* EXTRACT PROVIDED:
=-=-=-=-=

This kit arrived a few weeks ago while i was finishing up my “RX-78 GP03” Mobile Student entry for SCGMC 2017. So there was a little bit of an overlap on the projects while I waited for things to cure on “Osaka”; I got to clipping and sanding the P-Bandai Hazel. The Hazel variation is the Custom, so we get one gun, 1 booster shield, and 1 normal shield. Fifteen or so years ago, an online acquaintance scratch built a resin conversion using the MG GM Quel and made about 100 copies of it and sold it to the online community. Here’s my build of that kit. The 12 year old conversion kit came with 3 booster shields as well as parts for a Full Armored version of the Hazel. So, I guess I was a little disappointed that the p-Bandai version didn’t come with more booster shields at the very least. But that’s a problem I can easily solve later. For now, I got to snapping and sanding the kit.

More progress after the jump.

Every once in awhile, it feels great to just OOB (out of box) a kit. For the most part, I am going to OOB this sucker. There are plenty of improvement areas for details and such; but there is also the appreciation for Bandai’s engineering. And the feeling of accomplishment in finishing a kit rather quickly. Here’s what the kit looks like completely snapped together and sanded.

With the above pictures taken and a quick look to marvel at the built kit; it is disassembled and skewered and placed on wood blocks for painting. I almost run out of skewers which is always the case at the start of the painting process.

I also spend some time mixing paints for the color scheme. I want to use the standard Hazel, or first Hazel color scheme, so I mixed up a batch of light blue with a tint of grey using Finisher’s super fine cobalt, pure white, a touch of red and a touch of black. The yellow is done with 60% deep yellow and 40% pure white. The darker blue is just Finisher’s Wulf’s blue. I spray a quick swatch of the color combination on my scratch piece of paint paper and I’m ready to start slinging the lacquers.

=-=-=-=-=

* RECORDED DATA:
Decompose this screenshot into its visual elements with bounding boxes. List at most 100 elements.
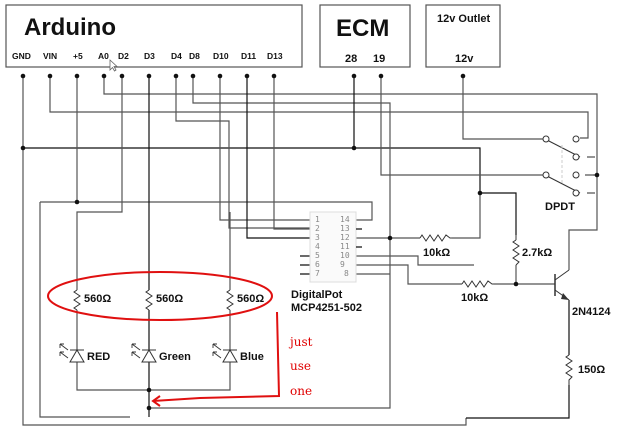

=-=-=-=-=

* REQUIRED WORK:
a. In the Hazel build post, what paint mix produces the yellow?
b. Write a continuation of the Hazel build post, starting after its final sentence.
The data has no connection to the text.

* FINAL ANSWERS:
a. 60% deep yellow and 40% pure white.

b.
The main body parts are primed. Granted I did no additional detail work other than sanding, I still need the primer to check for poorly sanded areas, missed nub marks, and just to prep the surface for paint. Since there will be a decent amount of masking involved, I want to make sure the paint doesn’t lift off the bare plastic. “Metal” areas are base coated in black and a mix of alclad metallics are brought out for those areas.

The primer check went well and I can spray the base colors. For the armor pieces, I started with midnight blue as the base color.

Moving on to the shoulder. a strip of midnight blue is sprayed over the primed shoulder. Over this midnight blue, I spray a strip of pure white and use the darker blue for shading. Over the shaded white, I spray the yellow. Since the yellow is just a stripe, I spray that first. The other yellow parts are done in the same color lift technique. The yellow will pick up the shading from the previous white over midnight blue to create a fairly subtle shading effect.

The red pieces are also treated this way. I do not want to spray the red over a dark color because it will really darken the tone of the red. I used finisher’s lumi red over the white and midnight blue combo to get a red that is pretty bright and has subtle shading.

Earlier, I had sprayed the “metal” areas. The little thruster bits are masked off after getting metalized. Then the same process to paint the yellow parts is applied to these bits. There are several layers at work and a level of patience needed, but I believe the results are worth the effort.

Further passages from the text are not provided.